Your task is to copy every line of this material exactly.

>> BEGIN

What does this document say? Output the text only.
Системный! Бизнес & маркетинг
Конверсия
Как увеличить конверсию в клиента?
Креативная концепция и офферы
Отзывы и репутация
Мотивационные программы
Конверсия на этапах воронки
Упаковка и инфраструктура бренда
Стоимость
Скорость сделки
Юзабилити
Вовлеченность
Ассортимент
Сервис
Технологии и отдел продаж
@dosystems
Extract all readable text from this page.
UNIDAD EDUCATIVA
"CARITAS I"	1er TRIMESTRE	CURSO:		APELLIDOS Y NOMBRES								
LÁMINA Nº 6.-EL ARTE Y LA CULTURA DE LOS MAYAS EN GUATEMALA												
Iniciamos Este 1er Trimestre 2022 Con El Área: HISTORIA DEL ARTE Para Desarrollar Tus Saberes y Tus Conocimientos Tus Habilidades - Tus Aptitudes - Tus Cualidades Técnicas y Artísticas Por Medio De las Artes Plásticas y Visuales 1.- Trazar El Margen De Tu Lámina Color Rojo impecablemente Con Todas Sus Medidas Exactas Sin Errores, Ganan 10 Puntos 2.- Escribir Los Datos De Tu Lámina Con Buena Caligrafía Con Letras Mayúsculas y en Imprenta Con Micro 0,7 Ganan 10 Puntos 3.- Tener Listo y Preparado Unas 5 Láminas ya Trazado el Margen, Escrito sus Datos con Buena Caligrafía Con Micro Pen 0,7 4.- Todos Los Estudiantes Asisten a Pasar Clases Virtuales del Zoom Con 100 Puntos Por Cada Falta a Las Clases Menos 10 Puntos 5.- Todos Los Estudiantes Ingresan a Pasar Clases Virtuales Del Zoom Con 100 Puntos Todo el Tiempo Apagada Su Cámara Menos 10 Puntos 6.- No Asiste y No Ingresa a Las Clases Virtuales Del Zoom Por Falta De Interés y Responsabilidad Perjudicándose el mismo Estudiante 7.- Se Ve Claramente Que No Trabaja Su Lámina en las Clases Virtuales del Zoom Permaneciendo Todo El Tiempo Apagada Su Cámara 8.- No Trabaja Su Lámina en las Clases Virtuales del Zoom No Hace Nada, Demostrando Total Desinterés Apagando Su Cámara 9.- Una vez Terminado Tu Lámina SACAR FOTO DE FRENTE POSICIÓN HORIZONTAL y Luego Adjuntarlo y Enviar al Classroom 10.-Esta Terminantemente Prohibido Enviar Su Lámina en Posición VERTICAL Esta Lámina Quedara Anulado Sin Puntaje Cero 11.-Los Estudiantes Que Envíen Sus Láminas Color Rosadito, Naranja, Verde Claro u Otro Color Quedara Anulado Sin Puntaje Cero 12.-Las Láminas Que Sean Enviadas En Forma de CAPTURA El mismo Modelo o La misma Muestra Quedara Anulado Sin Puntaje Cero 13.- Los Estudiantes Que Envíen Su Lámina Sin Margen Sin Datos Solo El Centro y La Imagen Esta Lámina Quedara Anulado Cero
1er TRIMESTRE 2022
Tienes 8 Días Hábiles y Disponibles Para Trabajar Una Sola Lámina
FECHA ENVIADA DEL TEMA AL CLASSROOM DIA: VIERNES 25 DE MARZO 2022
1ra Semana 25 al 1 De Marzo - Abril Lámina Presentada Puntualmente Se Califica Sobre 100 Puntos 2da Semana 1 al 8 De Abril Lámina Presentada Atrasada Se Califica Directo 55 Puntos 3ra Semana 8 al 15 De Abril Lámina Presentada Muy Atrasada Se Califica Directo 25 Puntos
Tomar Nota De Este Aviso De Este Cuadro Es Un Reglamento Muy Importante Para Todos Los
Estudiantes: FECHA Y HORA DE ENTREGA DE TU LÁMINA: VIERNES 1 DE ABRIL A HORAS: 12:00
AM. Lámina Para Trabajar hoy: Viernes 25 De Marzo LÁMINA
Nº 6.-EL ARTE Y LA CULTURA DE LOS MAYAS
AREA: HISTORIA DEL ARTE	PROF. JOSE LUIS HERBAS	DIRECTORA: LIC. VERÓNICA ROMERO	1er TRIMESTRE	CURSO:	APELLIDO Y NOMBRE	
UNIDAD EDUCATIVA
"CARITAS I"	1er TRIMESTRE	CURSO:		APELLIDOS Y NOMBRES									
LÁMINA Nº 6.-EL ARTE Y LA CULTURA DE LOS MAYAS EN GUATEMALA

>> END

◆ **SOLUTION TO THE EXERCISE**:
What does this document say? Output the text only.
Системный! Бизнес & маркетинг
Конверсия
Как увеличить конверсию в клиента?
Креативная концепция и офферы
Отзывы и репутация
Мотивационные программы
Конверсия на этапах воронки
Упаковка и инфраструктура бренда
Стоимость
Скорость сделки
Юзабилити
Вовлеченность
Ассортимент
Сервис
Технологии и отдел продаж
@dosystems
Extract all readable text from this page.
UNIDAD EDUCATIVA
"CARITAS I"	1er TRIMESTRE	CURSO:		APELLIDOS Y NOMBRES								
LÁMINA Nº 6.-EL ARTE Y LA CULTURA DE LOS MAYAS EN GUATEMALA												
Iniciamos Este 1er Trimestre 2022 Con El Área: HISTORIA DEL ARTE Para Desarrollar Tus Saberes y Tus Conocimientos Tus Habilidades - Tus Aptitudes - Tus Cualidades Técnicas y Artísticas Por Medio De las Artes Plásticas y Visuales 1.- Trazar El Margen De Tu Lámina Color Rojo impecablemente Con Todas Sus Medidas Exactas Sin Errores, Ganan 10 Puntos 2.- Escribir Los Datos De Tu Lámina Con Buena Caligrafía Con Letras Mayúsculas y en Imprenta Con Micro 0,7 Ganan 10 Puntos 3.- Tener Listo y Preparado Unas 5 Láminas ya Trazado el Margen, Escrito sus Datos con Buena Caligrafía Con Micro Pen 0,7 4.- Todos Los Estudiantes Asisten a Pasar Clases Virtuales del Zoom Con 100 Puntos Por Cada Falta a Las Clases Menos 10 Puntos 5.- Todos Los Estudiantes Ingresan a Pasar Clases Virtuales Del Zoom Con 100 Puntos Todo el Tiempo Apagada Su Cámara Menos 10 Puntos 6.- No Asiste y No Ingresa a Las Clases Virtuales Del Zoom Por Falta De Interés y Responsabilidad Perjudicándose el mismo Estudiante 7.- Se Ve Claramente Que No Trabaja Su Lámina en las Clases Virtuales del Zoom Permaneciendo Todo El Tiempo Apagada Su Cámara 8.- No Trabaja Su Lámina en las Clases Virtuales del Zoom No Hace Nada, Demostrando Total Desinterés Apagando Su Cámara 9.- Una vez Terminado Tu Lámina SACAR FOTO DE FRENTE POSICIÓN HORIZONTAL y Luego Adjuntarlo y Enviar al Classroom 10.-Esta Terminantemente Prohibido Enviar Su Lámina en Posición VERTICAL Esta Lámina Quedara Anulado Sin Puntaje Cero 11.-Los Estudiantes Que Envíen Sus Láminas Color Rosadito, Naranja, Verde Claro u Otro Color Quedara Anulado Sin Puntaje Cero 12.-Las Láminas Que Sean Enviadas En Forma de CAPTURA El mismo Modelo o La misma Muestra Quedara Anulado Sin Puntaje Cero 13.- Los Estudiantes Que Envíen Su Lámina Sin Margen Sin Datos Solo El Centro y La Imagen Esta Lámina Quedara Anulado Cero
1er TRIMESTRE 2022
Tienes 8 Días Hábiles y Disponibles Para Trabajar Una Sola Lámina
FECHA ENVIADA DEL TEMA AL CLASSROOM DIA: VIERNES 25 DE MARZO 2022
1ra Semana 25 al 1 De Marzo - Abril Lámina Presentada Puntualmente Se Califica Sobre 100 Puntos 2da Semana 1 al 8 De Abril Lámina Presentada Atrasada Se Califica Directo 55 Puntos 3ra Semana 8 al 15 De Abril Lámina Presentada Muy Atrasada Se Califica Directo 25 Puntos
Tomar Nota De Este Aviso De Este Cuadro Es Un Reglamento Muy Importante Para Todos Los
Estudiantes: FECHA Y HORA DE ENTREGA DE TU LÁMINA: VIERNES 1 DE ABRIL A HORAS: 12:00
AM. Lámina Para Trabajar hoy: Viernes 25 De Marzo LÁMINA
Nº 6.-EL ARTE Y LA CULTURA DE LOS MAYAS
AREA: HISTORIA DEL ARTE	PROF. JOSE LUIS HERBAS	DIRECTORA: LIC. VERÓNICA ROMERO	1er TRIMESTRE	CURSO:	APELLIDO Y NOMBRE	
UNIDAD EDUCATIVA
"CARITAS I"	1er TRIMESTRE	CURSO:		APELLIDOS Y NOMBRES									
LÁMINA Nº 6.-EL ARTE Y LA CULTURA DE LOS MAYAS EN GUATEMALA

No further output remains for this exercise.